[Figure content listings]
—————

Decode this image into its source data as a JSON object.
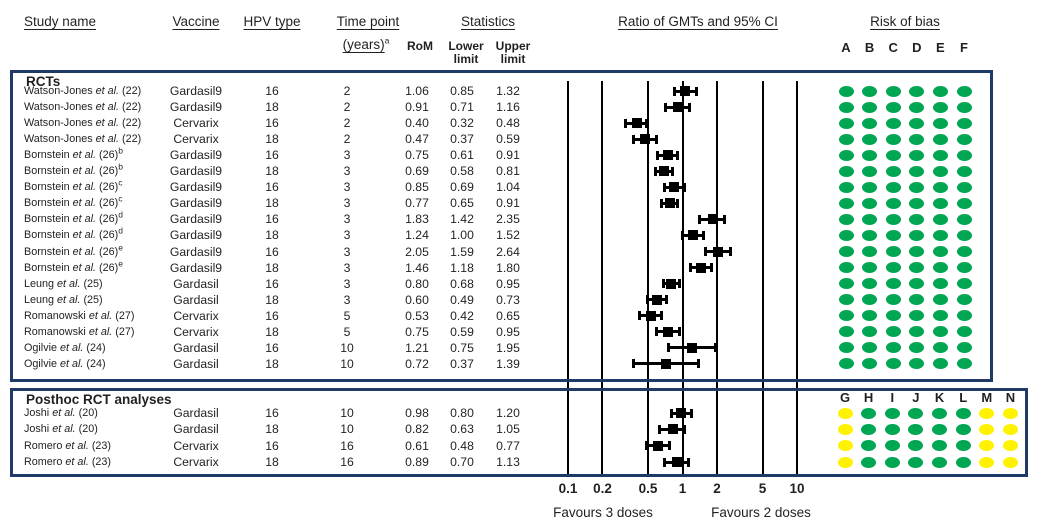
{
  "figure": {
    "columns": {
      "study_name": "Study name",
      "vaccine": "Vaccine",
      "hpv_type": "HPV type",
      "time_point": "Time point",
      "time_point_unit": "(years)",
      "time_point_footnote": "a",
      "statistics": "Statistics",
      "rom": "RoM",
      "lower_limit": "Lower limit",
      "upper_limit": "Upper limit",
      "forest_title": "Ratio of GMTs and 95% CI",
      "risk_of_bias": "Risk of bias"
    },
    "colors": {
      "green": "#00a651",
      "yellow": "#fff200",
      "navy": "#1f3a66",
      "marker_black": "#000000"
    }
  },
  "chart_data": {
    "type": "forest",
    "title": "Ratio of GMTs and 95% CI",
    "x_scale": "log10",
    "x_ticks": [
      0.1,
      0.2,
      0.5,
      1,
      2,
      5,
      10
    ],
    "xlim": [
      0.1,
      10
    ],
    "favours_left": "Favours 3 doses",
    "favours_right": "Favours 2 doses",
    "sections": [
      {
        "label": "RCTs",
        "bias_columns": [
          "A",
          "B",
          "C",
          "D",
          "E",
          "F"
        ],
        "rows": [
          {
            "study": "Watson-Jones",
            "etal": "et al.",
            "ref": "(22)",
            "sup": "",
            "vaccine": "Gardasil9",
            "hpv": "16",
            "time": "2",
            "rom": 1.06,
            "lower": 0.85,
            "upper": 1.32,
            "bias": [
              "green",
              "green",
              "green",
              "green",
              "green",
              "green"
            ]
          },
          {
            "study": "Watson-Jones",
            "etal": "et al.",
            "ref": "(22)",
            "sup": "",
            "vaccine": "Gardasil9",
            "hpv": "18",
            "time": "2",
            "rom": 0.91,
            "lower": 0.71,
            "upper": 1.16,
            "bias": [
              "green",
              "green",
              "green",
              "green",
              "green",
              "green"
            ]
          },
          {
            "study": "Watson-Jones",
            "etal": "et al.",
            "ref": "(22)",
            "sup": "",
            "vaccine": "Cervarix",
            "hpv": "16",
            "time": "2",
            "rom": 0.4,
            "lower": 0.32,
            "upper": 0.48,
            "bias": [
              "green",
              "green",
              "green",
              "green",
              "green",
              "green"
            ]
          },
          {
            "study": "Watson-Jones",
            "etal": "et al.",
            "ref": "(22)",
            "sup": "",
            "vaccine": "Cervarix",
            "hpv": "18",
            "time": "2",
            "rom": 0.47,
            "lower": 0.37,
            "upper": 0.59,
            "bias": [
              "green",
              "green",
              "green",
              "green",
              "green",
              "green"
            ]
          },
          {
            "study": "Bornstein",
            "etal": "et al.",
            "ref": "(26)",
            "sup": "b",
            "vaccine": "Gardasil9",
            "hpv": "16",
            "time": "3",
            "rom": 0.75,
            "lower": 0.61,
            "upper": 0.91,
            "bias": [
              "green",
              "green",
              "green",
              "green",
              "green",
              "green"
            ]
          },
          {
            "study": "Bornstein",
            "etal": "et al.",
            "ref": "(26)",
            "sup": "b",
            "vaccine": "Gardasil9",
            "hpv": "18",
            "time": "3",
            "rom": 0.69,
            "lower": 0.58,
            "upper": 0.81,
            "bias": [
              "green",
              "green",
              "green",
              "green",
              "green",
              "green"
            ]
          },
          {
            "study": "Bornstein",
            "etal": "et al.",
            "ref": "(26)",
            "sup": "c",
            "vaccine": "Gardasil9",
            "hpv": "16",
            "time": "3",
            "rom": 0.85,
            "lower": 0.69,
            "upper": 1.04,
            "bias": [
              "green",
              "green",
              "green",
              "green",
              "green",
              "green"
            ]
          },
          {
            "study": "Bornstein",
            "etal": "et al.",
            "ref": "(26)",
            "sup": "c",
            "vaccine": "Gardasil9",
            "hpv": "18",
            "time": "3",
            "rom": 0.77,
            "lower": 0.65,
            "upper": 0.91,
            "bias": [
              "green",
              "green",
              "green",
              "green",
              "green",
              "green"
            ]
          },
          {
            "study": "Bornstein",
            "etal": "et al.",
            "ref": "(26)",
            "sup": "d",
            "vaccine": "Gardasil9",
            "hpv": "16",
            "time": "3",
            "rom": 1.83,
            "lower": 1.42,
            "upper": 2.35,
            "bias": [
              "green",
              "green",
              "green",
              "green",
              "green",
              "green"
            ]
          },
          {
            "study": "Bornstein",
            "etal": "et al.",
            "ref": "(26)",
            "sup": "d",
            "vaccine": "Gardasil9",
            "hpv": "18",
            "time": "3",
            "rom": 1.24,
            "lower": 1.0,
            "upper": 1.52,
            "bias": [
              "green",
              "green",
              "green",
              "green",
              "green",
              "green"
            ]
          },
          {
            "study": "Bornstein",
            "etal": "et al.",
            "ref": "(26)",
            "sup": "e",
            "vaccine": "Gardasil9",
            "hpv": "16",
            "time": "3",
            "rom": 2.05,
            "lower": 1.59,
            "upper": 2.64,
            "bias": [
              "green",
              "green",
              "green",
              "green",
              "green",
              "green"
            ]
          },
          {
            "study": "Bornstein",
            "etal": "et al.",
            "ref": "(26)",
            "sup": "e",
            "vaccine": "Gardasil9",
            "hpv": "18",
            "time": "3",
            "rom": 1.46,
            "lower": 1.18,
            "upper": 1.8,
            "bias": [
              "green",
              "green",
              "green",
              "green",
              "green",
              "green"
            ]
          },
          {
            "study": "Leung",
            "etal": "et al.",
            "ref": "(25)",
            "sup": "",
            "vaccine": "Gardasil",
            "hpv": "16",
            "time": "3",
            "rom": 0.8,
            "lower": 0.68,
            "upper": 0.95,
            "bias": [
              "green",
              "green",
              "green",
              "green",
              "green",
              "green"
            ]
          },
          {
            "study": "Leung",
            "etal": "et al.",
            "ref": "(25)",
            "sup": "",
            "vaccine": "Gardasil",
            "hpv": "18",
            "time": "3",
            "rom": 0.6,
            "lower": 0.49,
            "upper": 0.73,
            "bias": [
              "green",
              "green",
              "green",
              "green",
              "green",
              "green"
            ]
          },
          {
            "study": "Romanowski",
            "etal": "et al.",
            "ref": "(27)",
            "sup": "",
            "vaccine": "Cervarix",
            "hpv": "16",
            "time": "5",
            "rom": 0.53,
            "lower": 0.42,
            "upper": 0.65,
            "bias": [
              "green",
              "green",
              "green",
              "green",
              "green",
              "green"
            ]
          },
          {
            "study": "Romanowski",
            "etal": "et al.",
            "ref": "(27)",
            "sup": "",
            "vaccine": "Cervarix",
            "hpv": "18",
            "time": "5",
            "rom": 0.75,
            "lower": 0.59,
            "upper": 0.95,
            "bias": [
              "green",
              "green",
              "green",
              "green",
              "green",
              "green"
            ]
          },
          {
            "study": "Ogilvie",
            "etal": "et al.",
            "ref": "(24)",
            "sup": "",
            "vaccine": "Gardasil",
            "hpv": "16",
            "time": "10",
            "rom": 1.21,
            "lower": 0.75,
            "upper": 1.95,
            "bias": [
              "green",
              "green",
              "green",
              "green",
              "green",
              "green"
            ]
          },
          {
            "study": "Ogilvie",
            "etal": "et al.",
            "ref": "(24)",
            "sup": "",
            "vaccine": "Gardasil",
            "hpv": "18",
            "time": "10",
            "rom": 0.72,
            "lower": 0.37,
            "upper": 1.39,
            "bias": [
              "green",
              "green",
              "green",
              "green",
              "green",
              "green"
            ]
          }
        ]
      },
      {
        "label": "Posthoc RCT analyses",
        "bias_columns": [
          "G",
          "H",
          "I",
          "J",
          "K",
          "L",
          "M",
          "N"
        ],
        "rows": [
          {
            "study": "Joshi",
            "etal": "et al.",
            "ref": "(20)",
            "sup": "",
            "vaccine": "Gardasil",
            "hpv": "16",
            "time": "10",
            "rom": 0.98,
            "lower": 0.8,
            "upper": 1.2,
            "bias": [
              "yellow",
              "green",
              "green",
              "green",
              "green",
              "green",
              "yellow",
              "yellow"
            ]
          },
          {
            "study": "Joshi",
            "etal": "et al.",
            "ref": "(20)",
            "sup": "",
            "vaccine": "Gardasil",
            "hpv": "18",
            "time": "10",
            "rom": 0.82,
            "lower": 0.63,
            "upper": 1.05,
            "bias": [
              "yellow",
              "green",
              "green",
              "green",
              "green",
              "green",
              "yellow",
              "yellow"
            ]
          },
          {
            "study": "Romero",
            "etal": "et al.",
            "ref": "(23)",
            "sup": "",
            "vaccine": "Cervarix",
            "hpv": "16",
            "time": "16",
            "rom": 0.61,
            "lower": 0.48,
            "upper": 0.77,
            "bias": [
              "yellow",
              "green",
              "green",
              "green",
              "green",
              "green",
              "yellow",
              "yellow"
            ]
          },
          {
            "study": "Romero",
            "etal": "et al.",
            "ref": "(23)",
            "sup": "",
            "vaccine": "Cervarix",
            "hpv": "18",
            "time": "16",
            "rom": 0.89,
            "lower": 0.7,
            "upper": 1.13,
            "bias": [
              "yellow",
              "green",
              "green",
              "green",
              "green",
              "green",
              "yellow",
              "yellow"
            ]
          }
        ]
      }
    ]
  }
}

—————

• Task instructions:
Copy each line above that contains the word "doses".

• Written answer:
    "favours_left": "Favours 3 doses",
    "favours_right": "Favours 2 doses",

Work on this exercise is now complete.